Collected data entries
________

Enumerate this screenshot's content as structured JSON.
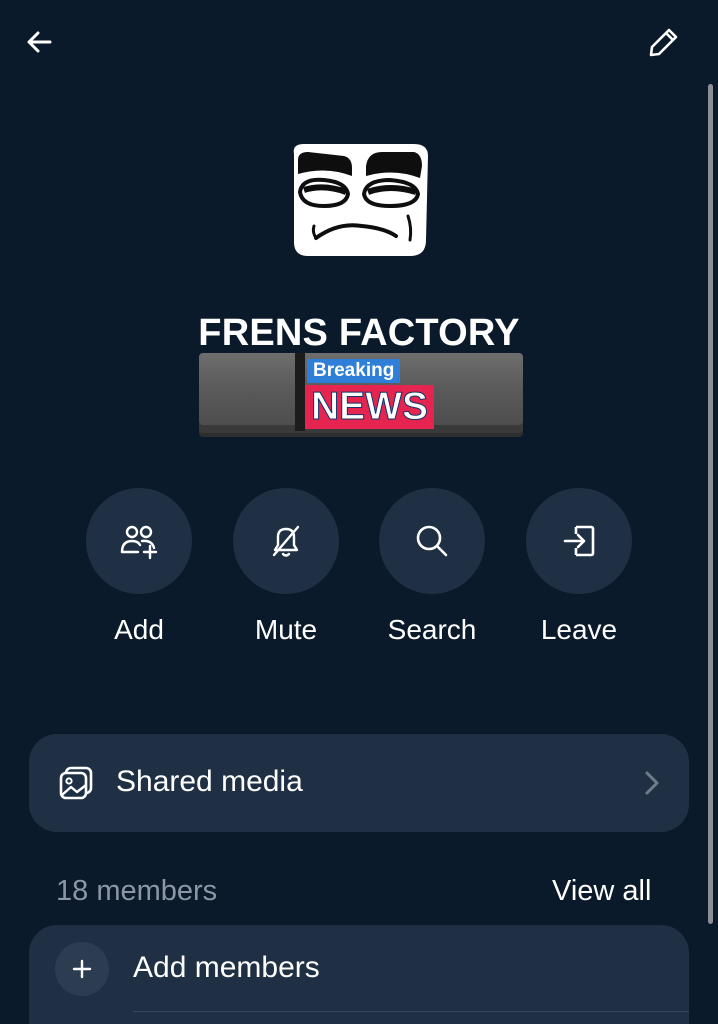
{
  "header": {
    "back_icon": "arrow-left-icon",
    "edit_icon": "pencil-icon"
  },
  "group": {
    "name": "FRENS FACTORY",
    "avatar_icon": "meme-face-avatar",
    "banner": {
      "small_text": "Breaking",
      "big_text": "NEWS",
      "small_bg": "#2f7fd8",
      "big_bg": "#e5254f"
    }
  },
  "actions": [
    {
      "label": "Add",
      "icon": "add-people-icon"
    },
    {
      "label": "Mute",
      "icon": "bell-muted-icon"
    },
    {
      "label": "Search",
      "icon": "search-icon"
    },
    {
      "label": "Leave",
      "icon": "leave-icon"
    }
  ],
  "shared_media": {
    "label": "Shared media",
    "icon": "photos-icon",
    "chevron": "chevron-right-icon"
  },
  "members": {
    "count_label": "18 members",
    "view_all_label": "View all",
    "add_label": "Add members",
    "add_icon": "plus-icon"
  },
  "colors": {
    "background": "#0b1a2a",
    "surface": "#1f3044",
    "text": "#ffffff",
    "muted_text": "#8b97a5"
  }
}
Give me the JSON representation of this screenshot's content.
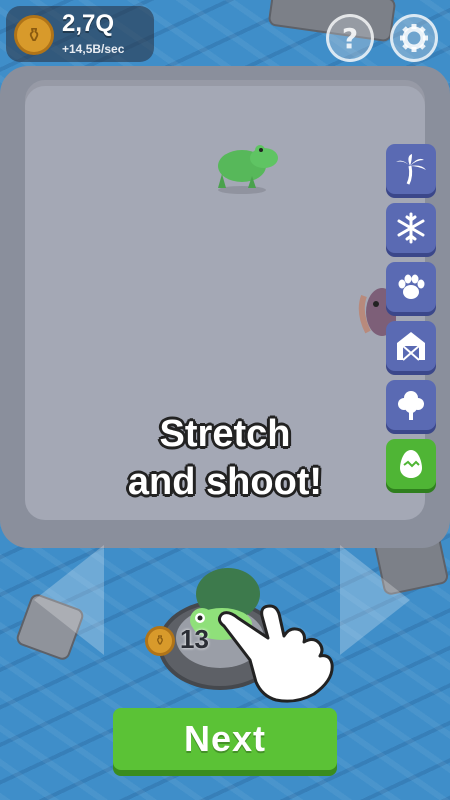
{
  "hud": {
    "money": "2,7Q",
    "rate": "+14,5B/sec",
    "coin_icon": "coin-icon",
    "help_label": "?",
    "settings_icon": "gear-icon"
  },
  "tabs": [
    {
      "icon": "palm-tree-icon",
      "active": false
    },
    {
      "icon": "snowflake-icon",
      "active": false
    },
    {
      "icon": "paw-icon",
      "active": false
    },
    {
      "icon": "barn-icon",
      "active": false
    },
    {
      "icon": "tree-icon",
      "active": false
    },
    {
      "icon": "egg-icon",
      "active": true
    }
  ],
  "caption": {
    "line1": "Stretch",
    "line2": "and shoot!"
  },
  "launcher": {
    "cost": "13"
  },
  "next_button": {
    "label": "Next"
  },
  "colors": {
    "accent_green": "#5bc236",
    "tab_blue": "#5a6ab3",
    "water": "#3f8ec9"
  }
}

________

Exercise requirements |
Return each line among the entries that holds the word "JSON".

Task output |
Enumerate this screenshot's content as structured JSON.
Give me the JSON representation of this screenshot's content.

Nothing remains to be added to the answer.